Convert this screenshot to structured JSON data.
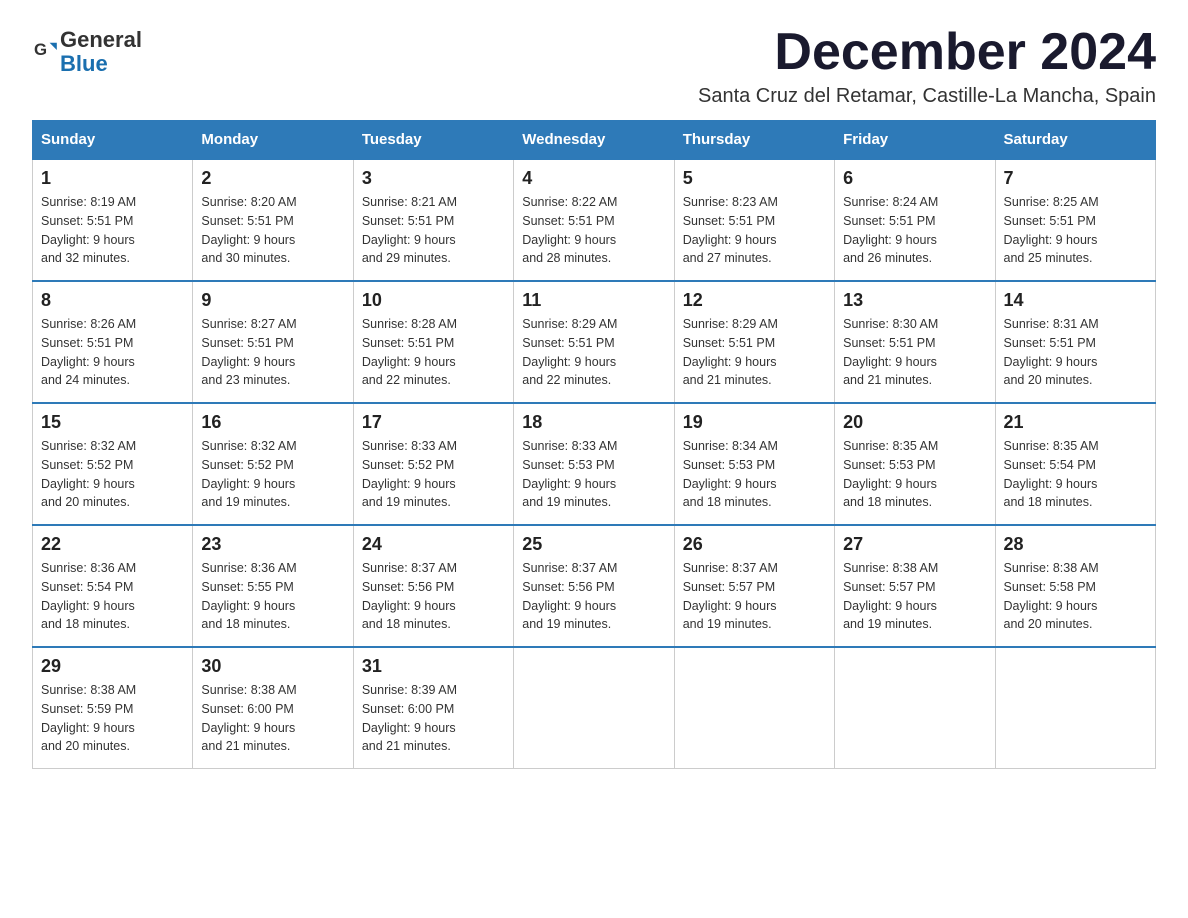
{
  "header": {
    "logo_general": "General",
    "logo_blue": "Blue",
    "month_title": "December 2024",
    "location": "Santa Cruz del Retamar, Castille-La Mancha, Spain"
  },
  "weekdays": [
    "Sunday",
    "Monday",
    "Tuesday",
    "Wednesday",
    "Thursday",
    "Friday",
    "Saturday"
  ],
  "weeks": [
    [
      {
        "day": "1",
        "sunrise": "8:19 AM",
        "sunset": "5:51 PM",
        "daylight": "9 hours and 32 minutes."
      },
      {
        "day": "2",
        "sunrise": "8:20 AM",
        "sunset": "5:51 PM",
        "daylight": "9 hours and 30 minutes."
      },
      {
        "day": "3",
        "sunrise": "8:21 AM",
        "sunset": "5:51 PM",
        "daylight": "9 hours and 29 minutes."
      },
      {
        "day": "4",
        "sunrise": "8:22 AM",
        "sunset": "5:51 PM",
        "daylight": "9 hours and 28 minutes."
      },
      {
        "day": "5",
        "sunrise": "8:23 AM",
        "sunset": "5:51 PM",
        "daylight": "9 hours and 27 minutes."
      },
      {
        "day": "6",
        "sunrise": "8:24 AM",
        "sunset": "5:51 PM",
        "daylight": "9 hours and 26 minutes."
      },
      {
        "day": "7",
        "sunrise": "8:25 AM",
        "sunset": "5:51 PM",
        "daylight": "9 hours and 25 minutes."
      }
    ],
    [
      {
        "day": "8",
        "sunrise": "8:26 AM",
        "sunset": "5:51 PM",
        "daylight": "9 hours and 24 minutes."
      },
      {
        "day": "9",
        "sunrise": "8:27 AM",
        "sunset": "5:51 PM",
        "daylight": "9 hours and 23 minutes."
      },
      {
        "day": "10",
        "sunrise": "8:28 AM",
        "sunset": "5:51 PM",
        "daylight": "9 hours and 22 minutes."
      },
      {
        "day": "11",
        "sunrise": "8:29 AM",
        "sunset": "5:51 PM",
        "daylight": "9 hours and 22 minutes."
      },
      {
        "day": "12",
        "sunrise": "8:29 AM",
        "sunset": "5:51 PM",
        "daylight": "9 hours and 21 minutes."
      },
      {
        "day": "13",
        "sunrise": "8:30 AM",
        "sunset": "5:51 PM",
        "daylight": "9 hours and 21 minutes."
      },
      {
        "day": "14",
        "sunrise": "8:31 AM",
        "sunset": "5:51 PM",
        "daylight": "9 hours and 20 minutes."
      }
    ],
    [
      {
        "day": "15",
        "sunrise": "8:32 AM",
        "sunset": "5:52 PM",
        "daylight": "9 hours and 20 minutes."
      },
      {
        "day": "16",
        "sunrise": "8:32 AM",
        "sunset": "5:52 PM",
        "daylight": "9 hours and 19 minutes."
      },
      {
        "day": "17",
        "sunrise": "8:33 AM",
        "sunset": "5:52 PM",
        "daylight": "9 hours and 19 minutes."
      },
      {
        "day": "18",
        "sunrise": "8:33 AM",
        "sunset": "5:53 PM",
        "daylight": "9 hours and 19 minutes."
      },
      {
        "day": "19",
        "sunrise": "8:34 AM",
        "sunset": "5:53 PM",
        "daylight": "9 hours and 18 minutes."
      },
      {
        "day": "20",
        "sunrise": "8:35 AM",
        "sunset": "5:53 PM",
        "daylight": "9 hours and 18 minutes."
      },
      {
        "day": "21",
        "sunrise": "8:35 AM",
        "sunset": "5:54 PM",
        "daylight": "9 hours and 18 minutes."
      }
    ],
    [
      {
        "day": "22",
        "sunrise": "8:36 AM",
        "sunset": "5:54 PM",
        "daylight": "9 hours and 18 minutes."
      },
      {
        "day": "23",
        "sunrise": "8:36 AM",
        "sunset": "5:55 PM",
        "daylight": "9 hours and 18 minutes."
      },
      {
        "day": "24",
        "sunrise": "8:37 AM",
        "sunset": "5:56 PM",
        "daylight": "9 hours and 18 minutes."
      },
      {
        "day": "25",
        "sunrise": "8:37 AM",
        "sunset": "5:56 PM",
        "daylight": "9 hours and 19 minutes."
      },
      {
        "day": "26",
        "sunrise": "8:37 AM",
        "sunset": "5:57 PM",
        "daylight": "9 hours and 19 minutes."
      },
      {
        "day": "27",
        "sunrise": "8:38 AM",
        "sunset": "5:57 PM",
        "daylight": "9 hours and 19 minutes."
      },
      {
        "day": "28",
        "sunrise": "8:38 AM",
        "sunset": "5:58 PM",
        "daylight": "9 hours and 20 minutes."
      }
    ],
    [
      {
        "day": "29",
        "sunrise": "8:38 AM",
        "sunset": "5:59 PM",
        "daylight": "9 hours and 20 minutes."
      },
      {
        "day": "30",
        "sunrise": "8:38 AM",
        "sunset": "6:00 PM",
        "daylight": "9 hours and 21 minutes."
      },
      {
        "day": "31",
        "sunrise": "8:39 AM",
        "sunset": "6:00 PM",
        "daylight": "9 hours and 21 minutes."
      },
      null,
      null,
      null,
      null
    ]
  ],
  "labels": {
    "sunrise": "Sunrise:",
    "sunset": "Sunset:",
    "daylight": "Daylight:"
  }
}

***

▶ _PROBLEM TO SOLVE_
The material above holds pictures; copy everything else in it exactly.

▶ _THE RESULT_
Convert this screenshot to structured JSON data.
{
  "header": {
    "logo_general": "General",
    "logo_blue": "Blue",
    "month_title": "December 2024",
    "location": "Santa Cruz del Retamar, Castille-La Mancha, Spain"
  },
  "weekdays": [
    "Sunday",
    "Monday",
    "Tuesday",
    "Wednesday",
    "Thursday",
    "Friday",
    "Saturday"
  ],
  "weeks": [
    [
      {
        "day": "1",
        "sunrise": "8:19 AM",
        "sunset": "5:51 PM",
        "daylight": "9 hours and 32 minutes."
      },
      {
        "day": "2",
        "sunrise": "8:20 AM",
        "sunset": "5:51 PM",
        "daylight": "9 hours and 30 minutes."
      },
      {
        "day": "3",
        "sunrise": "8:21 AM",
        "sunset": "5:51 PM",
        "daylight": "9 hours and 29 minutes."
      },
      {
        "day": "4",
        "sunrise": "8:22 AM",
        "sunset": "5:51 PM",
        "daylight": "9 hours and 28 minutes."
      },
      {
        "day": "5",
        "sunrise": "8:23 AM",
        "sunset": "5:51 PM",
        "daylight": "9 hours and 27 minutes."
      },
      {
        "day": "6",
        "sunrise": "8:24 AM",
        "sunset": "5:51 PM",
        "daylight": "9 hours and 26 minutes."
      },
      {
        "day": "7",
        "sunrise": "8:25 AM",
        "sunset": "5:51 PM",
        "daylight": "9 hours and 25 minutes."
      }
    ],
    [
      {
        "day": "8",
        "sunrise": "8:26 AM",
        "sunset": "5:51 PM",
        "daylight": "9 hours and 24 minutes."
      },
      {
        "day": "9",
        "sunrise": "8:27 AM",
        "sunset": "5:51 PM",
        "daylight": "9 hours and 23 minutes."
      },
      {
        "day": "10",
        "sunrise": "8:28 AM",
        "sunset": "5:51 PM",
        "daylight": "9 hours and 22 minutes."
      },
      {
        "day": "11",
        "sunrise": "8:29 AM",
        "sunset": "5:51 PM",
        "daylight": "9 hours and 22 minutes."
      },
      {
        "day": "12",
        "sunrise": "8:29 AM",
        "sunset": "5:51 PM",
        "daylight": "9 hours and 21 minutes."
      },
      {
        "day": "13",
        "sunrise": "8:30 AM",
        "sunset": "5:51 PM",
        "daylight": "9 hours and 21 minutes."
      },
      {
        "day": "14",
        "sunrise": "8:31 AM",
        "sunset": "5:51 PM",
        "daylight": "9 hours and 20 minutes."
      }
    ],
    [
      {
        "day": "15",
        "sunrise": "8:32 AM",
        "sunset": "5:52 PM",
        "daylight": "9 hours and 20 minutes."
      },
      {
        "day": "16",
        "sunrise": "8:32 AM",
        "sunset": "5:52 PM",
        "daylight": "9 hours and 19 minutes."
      },
      {
        "day": "17",
        "sunrise": "8:33 AM",
        "sunset": "5:52 PM",
        "daylight": "9 hours and 19 minutes."
      },
      {
        "day": "18",
        "sunrise": "8:33 AM",
        "sunset": "5:53 PM",
        "daylight": "9 hours and 19 minutes."
      },
      {
        "day": "19",
        "sunrise": "8:34 AM",
        "sunset": "5:53 PM",
        "daylight": "9 hours and 18 minutes."
      },
      {
        "day": "20",
        "sunrise": "8:35 AM",
        "sunset": "5:53 PM",
        "daylight": "9 hours and 18 minutes."
      },
      {
        "day": "21",
        "sunrise": "8:35 AM",
        "sunset": "5:54 PM",
        "daylight": "9 hours and 18 minutes."
      }
    ],
    [
      {
        "day": "22",
        "sunrise": "8:36 AM",
        "sunset": "5:54 PM",
        "daylight": "9 hours and 18 minutes."
      },
      {
        "day": "23",
        "sunrise": "8:36 AM",
        "sunset": "5:55 PM",
        "daylight": "9 hours and 18 minutes."
      },
      {
        "day": "24",
        "sunrise": "8:37 AM",
        "sunset": "5:56 PM",
        "daylight": "9 hours and 18 minutes."
      },
      {
        "day": "25",
        "sunrise": "8:37 AM",
        "sunset": "5:56 PM",
        "daylight": "9 hours and 19 minutes."
      },
      {
        "day": "26",
        "sunrise": "8:37 AM",
        "sunset": "5:57 PM",
        "daylight": "9 hours and 19 minutes."
      },
      {
        "day": "27",
        "sunrise": "8:38 AM",
        "sunset": "5:57 PM",
        "daylight": "9 hours and 19 minutes."
      },
      {
        "day": "28",
        "sunrise": "8:38 AM",
        "sunset": "5:58 PM",
        "daylight": "9 hours and 20 minutes."
      }
    ],
    [
      {
        "day": "29",
        "sunrise": "8:38 AM",
        "sunset": "5:59 PM",
        "daylight": "9 hours and 20 minutes."
      },
      {
        "day": "30",
        "sunrise": "8:38 AM",
        "sunset": "6:00 PM",
        "daylight": "9 hours and 21 minutes."
      },
      {
        "day": "31",
        "sunrise": "8:39 AM",
        "sunset": "6:00 PM",
        "daylight": "9 hours and 21 minutes."
      },
      null,
      null,
      null,
      null
    ]
  ],
  "labels": {
    "sunrise": "Sunrise:",
    "sunset": "Sunset:",
    "daylight": "Daylight:"
  }
}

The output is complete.